**What is needed**
Wherever "name" appears in a line, list that line.

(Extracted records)
━━━

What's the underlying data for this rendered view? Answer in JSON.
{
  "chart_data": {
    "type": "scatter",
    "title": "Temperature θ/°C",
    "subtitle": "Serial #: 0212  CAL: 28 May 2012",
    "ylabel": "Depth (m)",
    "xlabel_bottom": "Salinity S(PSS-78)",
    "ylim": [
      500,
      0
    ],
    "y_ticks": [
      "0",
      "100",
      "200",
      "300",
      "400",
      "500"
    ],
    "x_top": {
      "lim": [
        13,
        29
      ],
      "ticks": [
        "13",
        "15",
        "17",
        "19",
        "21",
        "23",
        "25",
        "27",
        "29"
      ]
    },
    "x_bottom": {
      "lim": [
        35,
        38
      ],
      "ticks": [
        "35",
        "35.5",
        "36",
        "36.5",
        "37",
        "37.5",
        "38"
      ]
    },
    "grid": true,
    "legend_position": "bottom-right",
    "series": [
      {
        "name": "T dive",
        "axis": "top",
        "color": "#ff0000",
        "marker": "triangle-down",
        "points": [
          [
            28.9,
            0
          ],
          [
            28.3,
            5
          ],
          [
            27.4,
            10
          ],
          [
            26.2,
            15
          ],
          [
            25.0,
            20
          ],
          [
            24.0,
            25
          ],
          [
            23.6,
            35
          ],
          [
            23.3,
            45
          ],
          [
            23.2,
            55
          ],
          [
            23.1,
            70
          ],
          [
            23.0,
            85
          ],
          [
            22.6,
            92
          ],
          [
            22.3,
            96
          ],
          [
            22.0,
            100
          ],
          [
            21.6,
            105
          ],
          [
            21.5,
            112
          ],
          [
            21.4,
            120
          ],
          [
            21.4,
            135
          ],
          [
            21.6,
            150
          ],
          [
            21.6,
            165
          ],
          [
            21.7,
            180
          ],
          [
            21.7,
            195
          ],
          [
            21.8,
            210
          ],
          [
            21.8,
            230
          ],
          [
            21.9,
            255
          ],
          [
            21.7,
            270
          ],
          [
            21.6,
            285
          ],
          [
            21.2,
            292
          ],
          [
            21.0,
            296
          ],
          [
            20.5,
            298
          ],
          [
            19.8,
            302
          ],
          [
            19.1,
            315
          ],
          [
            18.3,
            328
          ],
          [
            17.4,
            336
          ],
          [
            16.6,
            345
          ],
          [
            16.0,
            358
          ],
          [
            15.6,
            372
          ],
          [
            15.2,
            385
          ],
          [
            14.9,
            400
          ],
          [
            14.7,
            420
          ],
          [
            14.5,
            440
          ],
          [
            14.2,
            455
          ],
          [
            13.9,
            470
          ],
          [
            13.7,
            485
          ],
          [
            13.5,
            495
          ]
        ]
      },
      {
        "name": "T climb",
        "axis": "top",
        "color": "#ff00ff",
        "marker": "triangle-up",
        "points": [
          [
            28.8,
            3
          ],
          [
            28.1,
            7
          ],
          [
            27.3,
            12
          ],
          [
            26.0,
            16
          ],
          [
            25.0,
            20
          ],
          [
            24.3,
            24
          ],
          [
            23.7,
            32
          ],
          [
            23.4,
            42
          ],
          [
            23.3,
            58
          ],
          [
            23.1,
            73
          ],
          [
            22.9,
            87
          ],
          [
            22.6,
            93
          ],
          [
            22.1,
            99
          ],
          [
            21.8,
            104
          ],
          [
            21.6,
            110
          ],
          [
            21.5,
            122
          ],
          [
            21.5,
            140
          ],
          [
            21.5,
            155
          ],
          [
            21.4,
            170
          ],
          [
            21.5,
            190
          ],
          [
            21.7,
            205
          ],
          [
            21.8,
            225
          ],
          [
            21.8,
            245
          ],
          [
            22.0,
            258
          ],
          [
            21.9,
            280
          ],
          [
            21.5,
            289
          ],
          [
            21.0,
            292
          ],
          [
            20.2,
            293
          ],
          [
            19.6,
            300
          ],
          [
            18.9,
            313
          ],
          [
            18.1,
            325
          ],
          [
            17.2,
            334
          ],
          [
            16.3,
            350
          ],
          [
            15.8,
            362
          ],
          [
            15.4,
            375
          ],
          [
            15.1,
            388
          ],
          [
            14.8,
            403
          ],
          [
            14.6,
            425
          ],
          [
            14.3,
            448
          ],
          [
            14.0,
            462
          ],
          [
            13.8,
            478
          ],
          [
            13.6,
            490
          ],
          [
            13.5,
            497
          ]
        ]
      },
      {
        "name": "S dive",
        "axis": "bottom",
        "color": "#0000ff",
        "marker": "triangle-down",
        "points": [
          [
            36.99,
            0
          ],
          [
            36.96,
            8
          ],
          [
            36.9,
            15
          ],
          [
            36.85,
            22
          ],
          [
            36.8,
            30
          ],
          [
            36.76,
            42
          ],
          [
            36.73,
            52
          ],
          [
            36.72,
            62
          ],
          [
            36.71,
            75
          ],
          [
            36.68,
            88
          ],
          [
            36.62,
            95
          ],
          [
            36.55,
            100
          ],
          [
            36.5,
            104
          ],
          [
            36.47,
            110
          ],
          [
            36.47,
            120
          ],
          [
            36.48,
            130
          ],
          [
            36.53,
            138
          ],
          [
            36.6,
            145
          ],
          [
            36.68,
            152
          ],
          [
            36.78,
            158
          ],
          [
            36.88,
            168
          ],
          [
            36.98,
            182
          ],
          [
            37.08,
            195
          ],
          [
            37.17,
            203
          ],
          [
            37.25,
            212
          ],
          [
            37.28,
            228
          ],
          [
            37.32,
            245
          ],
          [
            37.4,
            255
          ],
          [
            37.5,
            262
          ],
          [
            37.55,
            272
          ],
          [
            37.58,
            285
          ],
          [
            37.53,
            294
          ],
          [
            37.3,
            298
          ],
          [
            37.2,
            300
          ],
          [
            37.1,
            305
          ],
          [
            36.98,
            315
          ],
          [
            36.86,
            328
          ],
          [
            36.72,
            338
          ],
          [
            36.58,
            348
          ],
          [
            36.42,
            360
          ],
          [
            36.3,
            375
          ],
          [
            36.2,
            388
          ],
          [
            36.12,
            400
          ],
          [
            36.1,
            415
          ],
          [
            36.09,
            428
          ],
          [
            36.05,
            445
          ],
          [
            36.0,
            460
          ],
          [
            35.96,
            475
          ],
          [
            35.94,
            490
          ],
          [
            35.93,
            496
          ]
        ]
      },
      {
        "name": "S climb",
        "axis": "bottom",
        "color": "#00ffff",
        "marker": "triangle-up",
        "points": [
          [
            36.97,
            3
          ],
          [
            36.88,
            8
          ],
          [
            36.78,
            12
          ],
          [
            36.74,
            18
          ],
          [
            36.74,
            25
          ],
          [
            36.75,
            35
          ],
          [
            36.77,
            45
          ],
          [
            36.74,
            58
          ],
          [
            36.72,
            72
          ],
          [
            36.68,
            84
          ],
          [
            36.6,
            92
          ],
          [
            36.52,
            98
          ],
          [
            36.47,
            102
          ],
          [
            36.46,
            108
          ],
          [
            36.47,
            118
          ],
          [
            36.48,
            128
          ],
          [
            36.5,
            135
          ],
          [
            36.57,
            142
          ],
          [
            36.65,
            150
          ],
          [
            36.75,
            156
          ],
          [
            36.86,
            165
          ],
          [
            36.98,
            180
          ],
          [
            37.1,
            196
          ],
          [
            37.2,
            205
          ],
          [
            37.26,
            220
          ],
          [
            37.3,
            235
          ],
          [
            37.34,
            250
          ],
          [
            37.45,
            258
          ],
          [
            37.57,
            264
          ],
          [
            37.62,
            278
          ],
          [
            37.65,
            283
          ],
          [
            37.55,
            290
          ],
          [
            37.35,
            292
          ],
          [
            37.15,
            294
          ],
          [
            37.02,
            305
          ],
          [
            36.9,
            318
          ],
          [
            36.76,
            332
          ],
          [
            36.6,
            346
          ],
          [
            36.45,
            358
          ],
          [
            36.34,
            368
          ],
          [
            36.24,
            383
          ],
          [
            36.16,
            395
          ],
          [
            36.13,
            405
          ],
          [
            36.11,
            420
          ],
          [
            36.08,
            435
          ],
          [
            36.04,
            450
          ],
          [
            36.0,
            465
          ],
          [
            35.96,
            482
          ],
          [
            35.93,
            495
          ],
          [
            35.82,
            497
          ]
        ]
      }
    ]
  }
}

━━━

**Completed task**
        "name": "T dive",
        "name": "T climb",
        "name": "S dive",
        "name": "S climb",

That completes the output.